Task to complete> Transcribe the entries exactly; images are not part of the copy.

+++

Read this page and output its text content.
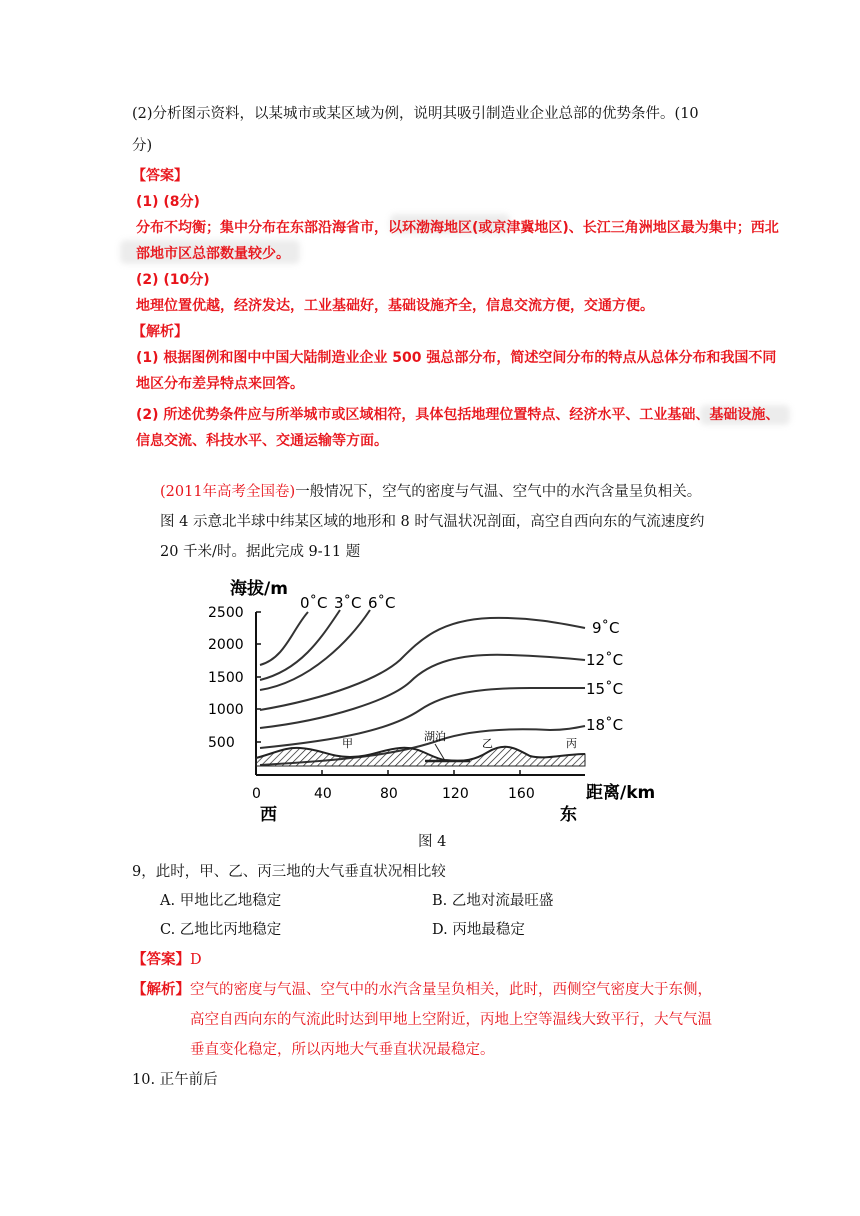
(2)分析图示资料，以某城市或某区域为例，说明其吸引制造业企业总部的优势条件。(10
分)
【答案】
(1) (8分)
分布不均衡；集中分布在东部沿海省市，以环渤海地区(或京津冀地区)、长江三角洲地区最为集中；西北
部地市区总部数量较少。
(2) (10分)
地理位置优越，经济发达，工业基础好，基础设施齐全，信息交流方便，交通方便。
【解析】
(1) 根据图例和图中中国大陆制造业企业 500 强总部分布，简述空间分布的特点从总体分布和我国不同
地区分布差异特点来回答。
(2) 所述优势条件应与所举城市或区域相符，具体包括地理位置特点、经济水平、工业基础、基础设施、
信息交流、科技水平、交通运输等方面。
(2011年高考全国卷)一般情况下，空气的密度与气温、空气中的水汽含量呈负相关。
图 4 示意北半球中纬某区域的地形和 8 时气温状况剖面，高空自西向东的气流速度约
20 千米/时。据此完成 9-11 题
海拔/m
2500
2000
1500
1000
500
0	40	80	120	160	距离/km
西	东
0˚C 3˚C 6˚C
9˚C
12˚C
15˚C
18˚C
甲	乙	丙
湖泊
图 4
9，此时，甲、乙、丙三地的大气垂直状况相比较
A. 甲地比乙地稳定	B. 乙地对流最旺盛
C. 乙地比丙地稳定	D. 丙地最稳定
【答案】D
【解析】空气的密度与气温、空气中的水汽含量呈负相关，此时，西侧空气密度大于东侧，
高空自西向东的气流此时达到甲地上空附近，丙地上空等温线大致平行，大气气温
垂直变化稳定，所以丙地大气垂直状况最稳定。
10. 正午前后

+++

Output for this task>
Read this page and output its text content.
(2)分析图示资料，以某城市或某区域为例，说明其吸引制造业企业总部的优势条件。(10
分)
【答案】
(1) (8分)
分布不均衡；集中分布在东部沿海省市，以环渤海地区(或京津冀地区)、长江三角洲地区最为集中；西北
部地市区总部数量较少。
(2) (10分)
地理位置优越，经济发达，工业基础好，基础设施齐全，信息交流方便，交通方便。
【解析】
(1) 根据图例和图中中国大陆制造业企业 500 强总部分布，简述空间分布的特点从总体分布和我国不同
地区分布差异特点来回答。
(2) 所述优势条件应与所举城市或区域相符，具体包括地理位置特点、经济水平、工业基础、基础设施、
信息交流、科技水平、交通运输等方面。
(2011年高考全国卷)一般情况下，空气的密度与气温、空气中的水汽含量呈负相关。
图 4 示意北半球中纬某区域的地形和 8 时气温状况剖面，高空自西向东的气流速度约
20 千米/时。据此完成 9-11 题
海拔/m
2500
2000
1500
1000
500
0	40	80	120	160	距离/km
西	东
0˚C 3˚C 6˚C
9˚C
12˚C
15˚C
18˚C
甲	乙	丙
湖泊
图 4
9，此时，甲、乙、丙三地的大气垂直状况相比较
A. 甲地比乙地稳定	B. 乙地对流最旺盛
C. 乙地比丙地稳定	D. 丙地最稳定
【答案】D
【解析】空气的密度与气温、空气中的水汽含量呈负相关，此时，西侧空气密度大于东侧，
高空自西向东的气流此时达到甲地上空附近，丙地上空等温线大致平行，大气气温
垂直变化稳定，所以丙地大气垂直状况最稳定。
10. 正午前后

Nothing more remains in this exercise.